## Task material
########
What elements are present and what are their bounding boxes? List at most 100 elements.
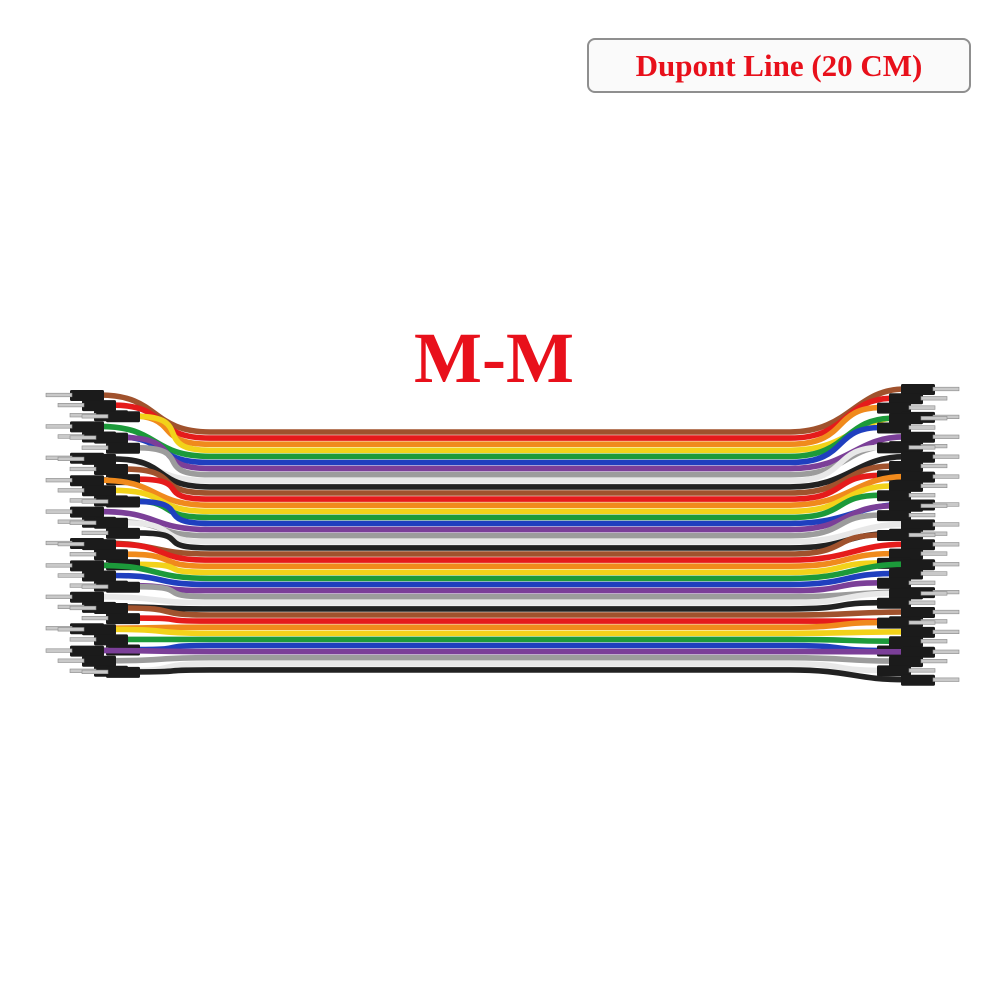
wire: [133, 615, 896, 625]
connector-pin: [69, 520, 97, 525]
connector-pin: [81, 584, 109, 589]
wire: [109, 654, 896, 664]
connector-housing: [877, 442, 911, 454]
connector-housing: [70, 475, 104, 487]
wire: [109, 483, 896, 515]
connector-pin: [920, 658, 948, 664]
connector-housing: [106, 411, 140, 423]
connector-housing: [106, 496, 140, 508]
connector-pin: [920, 591, 948, 596]
connector-housing: [889, 548, 923, 560]
connector-housing: [106, 442, 140, 454]
connector-housing: [82, 400, 116, 412]
wire: [97, 647, 908, 655]
connector-housing: [82, 655, 116, 667]
wire: [109, 395, 896, 441]
connector-housing: [889, 588, 923, 600]
wire: [97, 473, 908, 508]
connector-pin: [920, 483, 948, 489]
connector-housing: [877, 617, 911, 629]
connector-housing: [106, 527, 140, 539]
connector-housing: [889, 568, 923, 580]
connector-pin: [908, 600, 936, 605]
connector-pin: [69, 435, 97, 440]
connector-pin: [932, 386, 960, 392]
wire: [121, 636, 896, 644]
connector-pin: [920, 463, 948, 469]
wire: [109, 626, 908, 637]
wire: [133, 472, 884, 502]
connector-housing: [94, 432, 128, 444]
connector-housing: [877, 510, 911, 522]
connector-pin: [45, 478, 73, 483]
connector-pin: [45, 424, 73, 429]
connector-housing: [889, 480, 923, 492]
connector-pin: [932, 474, 960, 479]
connector-housing: [877, 665, 911, 677]
wire: [97, 386, 908, 435]
wire: [121, 463, 896, 496]
connector-housing: [106, 581, 140, 593]
connector-housing: [70, 591, 104, 603]
connector-pin: [920, 416, 948, 421]
connector-pin: [69, 605, 97, 611]
connector-pin: [908, 580, 936, 585]
connector-pin: [57, 658, 85, 663]
connector-pin: [57, 627, 85, 632]
connector-pin: [932, 562, 960, 567]
connector-housing: [82, 539, 116, 551]
connector-pin: [57, 456, 85, 462]
wire: [121, 605, 908, 618]
wire: [97, 590, 896, 606]
connector-pin: [920, 503, 948, 508]
connector-housing: [94, 464, 128, 475]
connector-pin: [81, 530, 109, 535]
connector-housing: [889, 656, 923, 668]
connector-pin: [932, 542, 960, 547]
wire: [97, 561, 908, 582]
connector-pin: [908, 425, 936, 430]
connector-housing: [901, 431, 935, 443]
connector-housing: [889, 636, 923, 648]
connector-pin: [932, 434, 960, 439]
connector-pin: [932, 454, 960, 459]
wire: [109, 570, 896, 588]
wire: [97, 503, 896, 533]
connector-pin: [57, 573, 85, 578]
connector-pin: [908, 445, 936, 450]
connector-housing: [901, 451, 935, 463]
connector-housing: [901, 626, 935, 638]
connector-pin: [57, 488, 85, 493]
connector-housing: [94, 634, 128, 646]
connector-pin: [69, 466, 97, 472]
wire: [133, 667, 908, 683]
connector-housing: [82, 453, 116, 465]
connector-pin: [45, 594, 73, 599]
connector-housing: [70, 421, 104, 433]
connector-housing: [889, 461, 923, 472]
connector-pin: [932, 649, 960, 654]
connector-pin: [45, 648, 73, 653]
connector-housing: [901, 607, 935, 618]
wire: [121, 550, 896, 569]
connector-housing: [82, 624, 116, 636]
connector-housing: [94, 517, 128, 529]
connector-housing: [70, 506, 104, 518]
connector-housing: [889, 413, 923, 425]
connector-housing: [70, 560, 104, 572]
connector-pin: [81, 615, 109, 621]
connector-pin: [45, 392, 73, 398]
connector-pin: [932, 677, 960, 682]
connector-pin: [932, 522, 960, 527]
connector-housing: [877, 422, 911, 434]
connector-pin: [81, 499, 109, 504]
connector-pin: [908, 512, 936, 518]
connector-pin: [908, 405, 936, 410]
connector-pin: [908, 668, 936, 673]
connector-pin: [908, 532, 936, 538]
connector-housing: [901, 384, 935, 395]
connector-housing: [901, 559, 935, 571]
connector-housing: [877, 402, 911, 414]
wire: [109, 541, 908, 563]
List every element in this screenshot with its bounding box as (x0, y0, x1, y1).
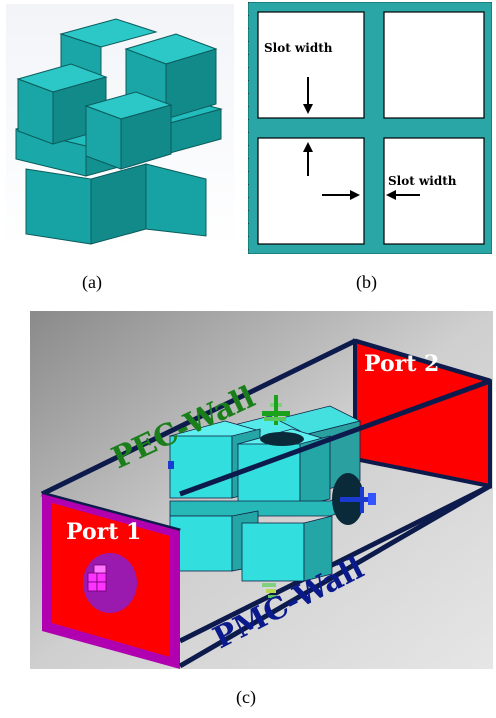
panel-a-3d-blocks (6, 4, 234, 252)
square-bottom-right (383, 137, 485, 245)
left-probe-icon (168, 461, 174, 469)
port-2-label: Port 2 (364, 351, 439, 377)
top-cube-front-right (84, 91, 173, 170)
arrow-right-icon (322, 190, 360, 200)
top-probe-icon (262, 395, 290, 425)
slot-width-label-top: Slot width (264, 41, 333, 55)
panel-b-figure: Slot width Slot width (248, 2, 492, 254)
caption-a: (a) (82, 272, 102, 292)
panel-c-figure: Port 2 (30, 311, 493, 669)
mini-cube-icon (87, 564, 107, 592)
arrow-down-icon (303, 77, 313, 114)
panel-b-top-view: Slot width Slot width (248, 2, 492, 254)
caption-c: (c) (236, 687, 256, 707)
arrow-left-icon (386, 190, 420, 200)
right-probe-icon (340, 487, 376, 513)
panel-c-simulation-setup: Port 2 (30, 311, 493, 669)
port-1-face: Port 1 (42, 494, 180, 669)
arrow-up-icon (303, 142, 313, 176)
panel-a-figure (6, 4, 234, 252)
caption-b: (b) (356, 272, 377, 292)
bottom-probe-icon (262, 583, 276, 598)
slot-width-label-right: Slot width (388, 174, 457, 188)
square-top-left (257, 11, 365, 119)
waveguide-frame-bottom-edge (178, 483, 492, 669)
port-1-label: Port 1 (66, 519, 141, 545)
square-bottom-left (257, 137, 365, 245)
bottom-cube-layer (25, 163, 207, 245)
square-top-right (383, 11, 485, 119)
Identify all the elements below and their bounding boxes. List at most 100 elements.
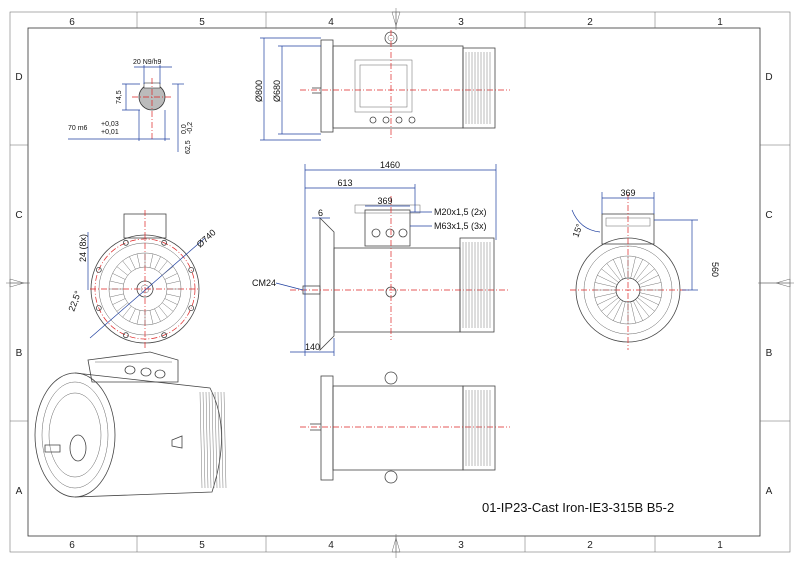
########
## The problem
Render the data above as a Markdown table with the columns "Row" and "Entry", one line per row, omitting blank lines and pictures.

## Expected output
| Row | Entry |
|---|---|
| 1 | What elements are present and what are their bounding boxes? List at most 100 elements. |
| 2 | wire: [133, 615, 896, 625] |
| 3 | connector-pin: [69, 520, 97, 525] |
| 4 | connector-pin: [81, 584, 109, 589] |
| 5 | wire: [109, 654, 896, 664] |
| 6 | connector-housing: [877, 442, 911, 454] |
| 7 | connector-housing: [70, 475, 104, 487] |
| 8 | wire: [109, 483, 896, 515] |
| 9 | connector-pin: [920, 658, 948, 664] |
| 10 | connector-housing: [106, 411, 140, 423] |
| 11 | connector-housing: [106, 496, 140, 508] |
| 12 | connector-pin: [920, 591, 948, 596] |
| 13 | connector-housing: [889, 548, 923, 560] |
| 14 | connector-housing: [106, 442, 140, 454] |
| 15 | connector-housing: [82, 400, 116, 412] |
| 16 | wire: [97, 647, 908, 655] |
| 17 | connector-housing: [82, 655, 116, 667] |
| 18 | wire: [109, 395, 896, 441] |
| 19 | connector-housing: [889, 588, 923, 600] |
| 20 | wire: [97, 473, 908, 508] |
| 21 | connector-pin: [920, 483, 948, 489] |
| 22 | connector-housing: [877, 617, 911, 629] |
| 23 | connector-housing: [106, 527, 140, 539] |
| 24 | connector-housing: [889, 568, 923, 580] |
| 25 | connector-pin: [908, 600, 936, 605] |
| 26 | connector-pin: [69, 435, 97, 440] |
| 27 | connector-pin: [932, 386, 960, 392] |
| 28 | wire: [121, 636, 896, 644] |
| 29 | connector-pin: [920, 463, 948, 469] |
| 30 | wire: [109, 626, 908, 637] |
| 31 | wire: [133, 472, 884, 502] |
| 32 | connector-housing: [94, 432, 128, 444] |
| 33 | connector-housing: [877, 510, 911, 522] |
| 34 | connector-pin: [45, 478, 73, 483] |
| 35 | connector-pin: [45, 424, 73, 429] |
| 36 | connector-housing: [889, 480, 923, 492] |
| 37 | connector-pin: [932, 474, 960, 479] |
| 38 | connector-housing: [877, 665, 911, 677] |
| 39 | wire: [97, 386, 908, 435] |
| 40 | wire: [121, 463, 896, 496] |
| 41 | connector-housing: [106, 581, 140, 593] |
| 42 | connector-housing: [70, 591, 104, 603] |
| 43 | connector-pin: [920, 416, 948, 421] |
| 44 | connector-pin: [69, 605, 97, 611] |
| 45 | connector-pin: [908, 580, 936, 585] |
| 46 | connector-pin: [57, 658, 85, 663] |
| 47 | connector-pin: [57, 627, 85, 632] |
| 48 | connector-pin: [932, 562, 960, 567] |
| 49 | connector-housing: [82, 539, 116, 551] |
| 50 | connector-pin: [57, 456, 85, 462] |
| 51 | wire: [121, 605, 908, 618] |
| 52 | wire: [97, 590, 896, 606] |
| 53 | connector-pin: [920, 503, 948, 508] |
| 54 | connector-housing: [94, 464, 128, 475] |
| 55 | connector-pin: [81, 530, 109, 535] |
| 56 | connector-housing: [889, 656, 923, 668] |
| 57 | connector-pin: [932, 542, 960, 547] |
| 58 | wire: [97, 561, 908, 582] |
| 59 | connector-pin: [908, 425, 936, 430] |
| 60 | connector-housing: [901, 431, 935, 443] |
| 61 | connector-housing: [889, 636, 923, 648] |
| 62 | connector-pin: [932, 434, 960, 439] |
| 63 | connector-pin: [932, 454, 960, 459] |
| 64 | wire: [109, 570, 896, 588] |
| 65 | wire: [97, 503, 896, 533] |
| 66 | connector-pin: [57, 573, 85, 578] |
| 67 | connector-pin: [908, 445, 936, 450] |
| 68 | connector-housing: [901, 451, 935, 463] |
| 69 | connector-housing: [901, 626, 935, 638] |
| 70 | connector-pin: [57, 488, 85, 493] |
| 71 | connector-housing: [94, 634, 128, 646] |
| 72 | connector-pin: [69, 466, 97, 472] |
| 73 | wire: [133, 667, 908, 683] |
| 74 | connector-housing: [82, 453, 116, 465] |
| 75 | connector-pin: [45, 594, 73, 599] |
| 76 | connector-housing: [70, 421, 104, 433] |
| 77 | connector-housing: [889, 461, 923, 472] |
| 78 | connector-pin: [932, 649, 960, 654] |
| 79 | connector-pin: [45, 648, 73, 653] |
| 80 | connector-housing: [901, 607, 935, 618] |
| 81 | wire: [121, 550, 896, 569] |
| 82 | connector-housing: [82, 624, 116, 636] |
| 83 | connector-housing: [94, 517, 128, 529] |
| 84 | connector-housing: [70, 506, 104, 518] |
| 85 | connector-housing: [889, 413, 923, 425] |
| 86 | connector-housing: [70, 560, 104, 572] |
| 87 | connector-pin: [81, 615, 109, 621] |
| 88 | connector-pin: [45, 392, 73, 398] |
| 89 | connector-pin: [932, 677, 960, 682] |
| 90 | connector-pin: [932, 522, 960, 527] |
| 91 | connector-housing: [877, 422, 911, 434] |
| 92 | connector-pin: [81, 499, 109, 504] |
| 93 | connector-pin: [908, 512, 936, 518] |
| 94 | connector-pin: [908, 405, 936, 410] |
| 95 | connector-pin: [908, 668, 936, 673] |
| 96 | connector-pin: [908, 532, 936, 538] |
| 97 | connector-housing: [901, 384, 935, 395] |
| 98 | connector-housing: [901, 559, 935, 571] |
| 99 | connector-housing: [877, 402, 911, 414] |
| 100 | wire: [109, 541, 908, 563] |
| 101 | List every element in this screenshot with its bounding box as (x0, y0, x1, y1). |
| 102 | panel-a-3d-blocks (6, 4, 234, 252) |
| 103 | square-bottom-right (383, 137, 485, 245) |
| 104 | left-probe-icon (168, 461, 174, 469) |
| 105 | port-2-label: Port 2 (364, 351, 439, 377) |
| 106 | top-cube-front-right (84, 91, 173, 170) |
| 107 | arrow-right-icon (322, 190, 360, 200) |
| 108 | top-probe-icon (262, 395, 290, 425) |
| 109 | slot-width-label-top: Slot width (264, 41, 333, 55) |
| 110 | panel-b-figure: Slot width Slot width (248, 2, 492, 254) |
| 111 | caption-a: (a) (82, 272, 102, 292) |
| 112 | panel-c-figure: Port 2 (30, 311, 493, 669) |
| 113 | mini-cube-icon (87, 564, 107, 592) |
| 114 | arrow-down-icon (303, 77, 313, 114) |
| 115 | panel-b-top-view: Slot width Slot width (248, 2, 492, 254) |
| 116 | caption-c: (c) (236, 687, 256, 707) |
| 117 | arrow-left-icon (386, 190, 420, 200) |
| 118 | right-probe-icon (340, 487, 376, 513) |
| 119 | panel-c-simulation-setup: Port 2 (30, 311, 493, 669) |
| 120 | port-1-face: Port 1 (42, 494, 180, 669) |
| 121 | arrow-up-icon (303, 142, 313, 176) |
| 122 | panel-a-figure (6, 4, 234, 252) |
| 123 | caption-b: (b) (356, 272, 377, 292) |
| 124 | bottom-probe-icon (262, 583, 276, 598) |
| 125 | slot-width-label-right: Slot width (388, 174, 457, 188) |
| 126 | square-top-left (257, 11, 365, 119) |
| 127 | waveguide-frame-bottom-edge (178, 483, 492, 669) |
| 128 | port-1-label: Port 1 (66, 519, 141, 545) |
| 129 | square-bottom-left (257, 137, 365, 245) |
| 130 | bottom-cube-layer (25, 163, 207, 245) |
| 131 | square-top-right (383, 11, 485, 119) |
| 132 | Identify all the elements below and their bounding boxes. List at most 100 elements. |